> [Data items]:
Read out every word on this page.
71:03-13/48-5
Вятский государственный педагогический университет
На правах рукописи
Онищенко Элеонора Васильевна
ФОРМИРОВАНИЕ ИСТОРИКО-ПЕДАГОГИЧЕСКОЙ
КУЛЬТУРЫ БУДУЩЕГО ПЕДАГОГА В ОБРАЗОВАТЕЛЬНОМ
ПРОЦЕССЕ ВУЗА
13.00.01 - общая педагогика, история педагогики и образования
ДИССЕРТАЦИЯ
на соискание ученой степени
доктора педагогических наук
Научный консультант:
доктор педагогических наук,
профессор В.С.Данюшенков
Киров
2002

> [What is asked]: All of the material above needs to be copied exactly.

> [Exercise output]:
Read out every word on this page.
71:03-13/48-5
Вятский государственный педагогический университет
На правах рукописи
Онищенко Элеонора Васильевна
ФОРМИРОВАНИЕ ИСТОРИКО-ПЕДАГОГИЧЕСКОЙ
КУЛЬТУРЫ БУДУЩЕГО ПЕДАГОГА В ОБРАЗОВАТЕЛЬНОМ
ПРОЦЕССЕ ВУЗА
13.00.01 - общая педагогика, история педагогики и образования
ДИССЕРТАЦИЯ
на соискание ученой степени
доктора педагогических наук
Научный консультант:
доктор педагогических наук,
профессор В.С.Данюшенков
Киров
2002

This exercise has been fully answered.